Exercise:
Scan the entries below and extract each line with the word "roller" in it.

Entries provided:
════════════════

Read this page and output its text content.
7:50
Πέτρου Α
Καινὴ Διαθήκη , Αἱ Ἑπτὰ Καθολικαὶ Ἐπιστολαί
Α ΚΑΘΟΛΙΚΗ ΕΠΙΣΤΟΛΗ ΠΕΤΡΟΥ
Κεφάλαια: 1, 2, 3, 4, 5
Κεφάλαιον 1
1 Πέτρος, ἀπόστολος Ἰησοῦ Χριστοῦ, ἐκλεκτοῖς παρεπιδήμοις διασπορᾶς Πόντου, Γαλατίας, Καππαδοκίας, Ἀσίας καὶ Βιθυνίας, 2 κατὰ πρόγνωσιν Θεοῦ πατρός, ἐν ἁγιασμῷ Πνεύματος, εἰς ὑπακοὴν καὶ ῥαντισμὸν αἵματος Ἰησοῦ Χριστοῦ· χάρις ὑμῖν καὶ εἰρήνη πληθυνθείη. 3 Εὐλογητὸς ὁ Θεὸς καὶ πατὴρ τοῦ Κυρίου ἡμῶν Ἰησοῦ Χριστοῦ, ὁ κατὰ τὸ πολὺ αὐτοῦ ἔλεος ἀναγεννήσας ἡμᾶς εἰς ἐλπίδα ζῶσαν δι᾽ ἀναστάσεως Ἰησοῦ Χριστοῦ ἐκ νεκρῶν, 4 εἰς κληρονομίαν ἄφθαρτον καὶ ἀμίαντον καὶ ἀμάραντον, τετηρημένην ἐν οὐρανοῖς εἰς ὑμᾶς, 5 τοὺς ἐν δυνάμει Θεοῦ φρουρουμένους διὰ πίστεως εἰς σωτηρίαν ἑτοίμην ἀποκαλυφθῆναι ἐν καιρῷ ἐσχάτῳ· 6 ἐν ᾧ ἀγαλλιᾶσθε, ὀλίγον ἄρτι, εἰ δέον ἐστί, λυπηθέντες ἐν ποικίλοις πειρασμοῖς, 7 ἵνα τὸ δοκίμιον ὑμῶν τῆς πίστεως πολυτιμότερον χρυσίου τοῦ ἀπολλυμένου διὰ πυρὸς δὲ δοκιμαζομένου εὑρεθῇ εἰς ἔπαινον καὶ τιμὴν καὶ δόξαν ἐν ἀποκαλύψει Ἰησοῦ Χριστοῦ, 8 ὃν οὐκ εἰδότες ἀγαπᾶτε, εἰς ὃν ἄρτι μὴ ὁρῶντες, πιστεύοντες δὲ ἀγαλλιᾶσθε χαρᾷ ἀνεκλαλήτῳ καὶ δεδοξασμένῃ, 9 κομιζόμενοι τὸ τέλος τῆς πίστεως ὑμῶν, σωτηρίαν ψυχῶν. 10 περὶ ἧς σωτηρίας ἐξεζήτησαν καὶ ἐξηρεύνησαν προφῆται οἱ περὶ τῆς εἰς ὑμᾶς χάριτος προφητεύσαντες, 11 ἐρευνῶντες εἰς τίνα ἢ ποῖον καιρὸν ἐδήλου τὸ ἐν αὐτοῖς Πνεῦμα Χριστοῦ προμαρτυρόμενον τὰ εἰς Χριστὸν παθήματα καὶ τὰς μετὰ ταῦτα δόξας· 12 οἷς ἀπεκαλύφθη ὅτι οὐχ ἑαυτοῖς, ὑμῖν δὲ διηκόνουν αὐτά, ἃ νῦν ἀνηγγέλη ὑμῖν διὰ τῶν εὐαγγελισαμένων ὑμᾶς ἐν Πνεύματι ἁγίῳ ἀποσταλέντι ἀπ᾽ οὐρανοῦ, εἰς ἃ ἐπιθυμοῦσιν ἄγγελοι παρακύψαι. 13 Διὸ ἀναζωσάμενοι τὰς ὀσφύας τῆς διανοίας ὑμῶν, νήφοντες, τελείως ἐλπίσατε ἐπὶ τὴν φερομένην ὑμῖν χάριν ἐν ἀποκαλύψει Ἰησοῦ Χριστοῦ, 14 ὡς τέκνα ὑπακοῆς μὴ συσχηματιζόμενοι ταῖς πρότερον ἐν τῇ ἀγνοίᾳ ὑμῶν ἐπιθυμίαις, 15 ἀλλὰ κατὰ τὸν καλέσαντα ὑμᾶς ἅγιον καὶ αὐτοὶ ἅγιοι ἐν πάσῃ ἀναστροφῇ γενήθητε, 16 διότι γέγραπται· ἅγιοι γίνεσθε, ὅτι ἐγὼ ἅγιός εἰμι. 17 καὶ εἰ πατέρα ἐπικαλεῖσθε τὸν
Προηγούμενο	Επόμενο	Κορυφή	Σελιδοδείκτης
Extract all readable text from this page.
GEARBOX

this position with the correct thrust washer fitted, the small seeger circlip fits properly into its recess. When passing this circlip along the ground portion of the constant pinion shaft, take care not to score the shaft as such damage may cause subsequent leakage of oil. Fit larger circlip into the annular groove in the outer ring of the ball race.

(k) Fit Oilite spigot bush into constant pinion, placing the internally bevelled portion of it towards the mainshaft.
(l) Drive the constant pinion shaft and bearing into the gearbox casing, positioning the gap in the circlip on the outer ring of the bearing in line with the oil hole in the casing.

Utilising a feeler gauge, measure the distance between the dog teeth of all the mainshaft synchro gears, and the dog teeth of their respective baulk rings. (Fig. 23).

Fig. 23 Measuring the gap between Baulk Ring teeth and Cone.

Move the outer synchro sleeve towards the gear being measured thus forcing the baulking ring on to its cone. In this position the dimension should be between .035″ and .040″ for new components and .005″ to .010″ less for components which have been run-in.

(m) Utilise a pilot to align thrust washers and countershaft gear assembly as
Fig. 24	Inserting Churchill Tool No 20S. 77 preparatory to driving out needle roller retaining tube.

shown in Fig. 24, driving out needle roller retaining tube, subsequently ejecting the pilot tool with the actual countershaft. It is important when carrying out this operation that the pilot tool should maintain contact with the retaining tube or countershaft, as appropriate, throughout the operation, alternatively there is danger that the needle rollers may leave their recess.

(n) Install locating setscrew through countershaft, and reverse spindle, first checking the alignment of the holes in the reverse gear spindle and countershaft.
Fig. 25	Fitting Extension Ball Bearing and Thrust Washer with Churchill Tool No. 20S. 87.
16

════════════════

Solution for this exercise:
Fig. 24	Inserting Churchill Tool No 20S. 77 preparatory to driving out needle roller retaining tube.
shown in Fig. 24, driving out needle roller retaining tube, subsequently ejecting the pilot tool with the actual countershaft. It is important when carrying out this operation that the pilot tool should maintain contact with the retaining tube or countershaft, as appropriate, throughout the operation, alternatively there is danger that the needle rollers may leave their recess.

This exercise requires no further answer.